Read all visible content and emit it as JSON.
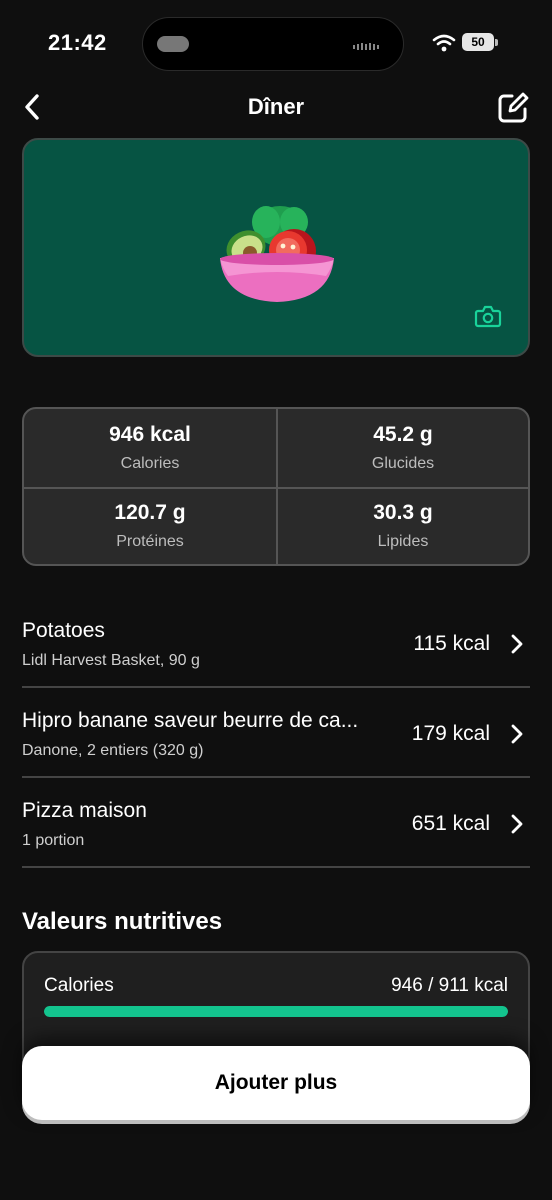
{
  "status": {
    "time": "21:42",
    "battery": "50"
  },
  "nav": {
    "title": "Dîner"
  },
  "summary": {
    "calories": {
      "value": "946 kcal",
      "label": "Calories"
    },
    "carbs": {
      "value": "45.2 g",
      "label": "Glucides"
    },
    "protein": {
      "value": "120.7 g",
      "label": "Protéines"
    },
    "fat": {
      "value": "30.3 g",
      "label": "Lipides"
    }
  },
  "foods": [
    {
      "name": "Potatoes",
      "detail": "Lidl Harvest Basket, 90 g",
      "kcal": "115 kcal"
    },
    {
      "name": "Hipro banane saveur beurre de ca...",
      "detail": "Danone, 2 entiers (320 g)",
      "kcal": "179 kcal"
    },
    {
      "name": "Pizza maison",
      "detail": "1 portion",
      "kcal": "651 kcal"
    }
  ],
  "nutrition": {
    "title": "Valeurs nutritives",
    "calories_label": "Calories",
    "calories_value": "946 / 911 kcal",
    "calories_progress": 1.0,
    "bar_color": "#13c48e"
  },
  "colors": {
    "hero_bg": "#065443",
    "accent": "#13c48e"
  },
  "icons": [
    "back-chevron-icon",
    "edit-icon",
    "salad-bowl-icon",
    "camera-icon",
    "chevron-right-icon",
    "wifi-icon"
  ],
  "add_button": "Ajouter plus"
}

┄┄┄┄┄┄┄┄┄┄┄┄┄┄┄┄┄┄┄┄

**Exercise requirements**.
Please return every record above exactly, but leave out the pictures.

**Solution to the exercise**.
Read all visible content and emit it as JSON.
{
  "status": {
    "time": "21:42",
    "battery": "50"
  },
  "nav": {
    "title": "Dîner"
  },
  "summary": {
    "calories": {
      "value": "946 kcal",
      "label": "Calories"
    },
    "carbs": {
      "value": "45.2 g",
      "label": "Glucides"
    },
    "protein": {
      "value": "120.7 g",
      "label": "Protéines"
    },
    "fat": {
      "value": "30.3 g",
      "label": "Lipides"
    }
  },
  "foods": [
    {
      "name": "Potatoes",
      "detail": "Lidl Harvest Basket, 90 g",
      "kcal": "115 kcal"
    },
    {
      "name": "Hipro banane saveur beurre de ca...",
      "detail": "Danone, 2 entiers (320 g)",
      "kcal": "179 kcal"
    },
    {
      "name": "Pizza maison",
      "detail": "1 portion",
      "kcal": "651 kcal"
    }
  ],
  "nutrition": {
    "title": "Valeurs nutritives",
    "calories_label": "Calories",
    "calories_value": "946 / 911 kcal",
    "calories_progress": 1.0,
    "bar_color": "#13c48e"
  },
  "colors": {
    "hero_bg": "#065443",
    "accent": "#13c48e"
  },
  "icons": [
    "back-chevron-icon",
    "edit-icon",
    "salad-bowl-icon",
    "camera-icon",
    "chevron-right-icon",
    "wifi-icon"
  ],
  "add_button": "Ajouter plus"
}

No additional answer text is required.